++++ SELECTION ++++

1. A document analysis system that obtains information recorded in a predetermined computer or server, and analyzes document information including multiple documents included in the obtained information, comprising:
an investigation basis database that stores a generation process model of occurrence of a predetermined action to be a cause of a litigation or fraud investigation, for each of phases classified according to development of the predetermined action, stores information related to the litigation or fraud investigation, for each of categories to which the litigation or fraud investigation belongs and the generation process model, and further stores time series information representing temporal order of the phases, and a relationship between people related to the litigation or fraud investigation; and
an identifying section that analyzes the document information, based on the information related to the litigation or fraud investigation, the generation process model, the time series information, and the relationship between people, and identifies a current phase.

++++ GIVEN MATERIAL ++++

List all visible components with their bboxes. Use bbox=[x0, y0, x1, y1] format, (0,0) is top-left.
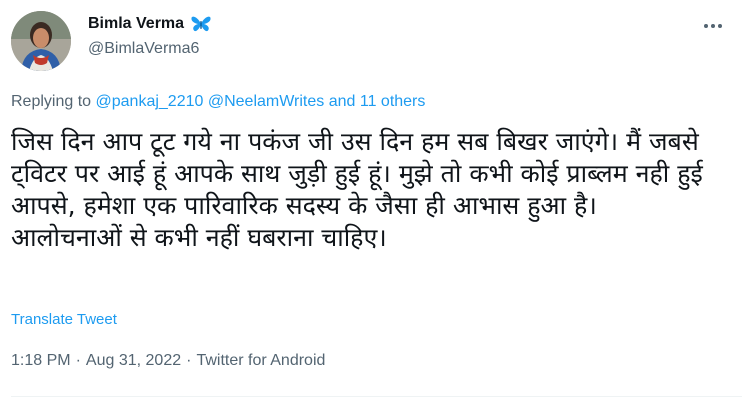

++++

▸ **EXERCISES**:
• a. In the document analysis claim, what does the identifying section identify?
• b. Extend the document analysis claim past its final sentence.

▸ **TASK-BY-TASK RESULTS**:
• a. The identifying section identifies a current phase.

• b.
2. The document analysis system according to claim 1, wherein the relationship between people is obtained by analyzing content of communication data or domain information that is transmitted and received between terminals and is associated with each of the people and evaluating the relationship between the content of the communication data or domain information and the information related to the litigation or fraud investigation using a result of the analysis.
3. The document analysis system according to claim 2, further comprising:
an investigation category input accepting unit that accepts input of a category of the litigation or fraud investigation; and
an investigation type determiner that determines an investigation category that is a target of an investigation, based on the category accepted by the investigation category input accepting unit, and extracts a required type of information from the investigation basis database.
4-8. (canceled)
9. The document analysis system according to claim 1, further comprising an information extractor that extracts a keyword and/or text included in the document information, as information related to the litigation or fraud investigation, from the document information.
10. The document analysis system according to claim 2, further comprising an information extractor that extracts a keyword and/or text included in the document information, as information related to the litigation or fraud investigation, from the document information.
11. The document analysis system according to claim 3, further comprising an information extractor that extracts a keyword and/or text included in the document information, as information related to the litigation or fraud investigation, from the document information.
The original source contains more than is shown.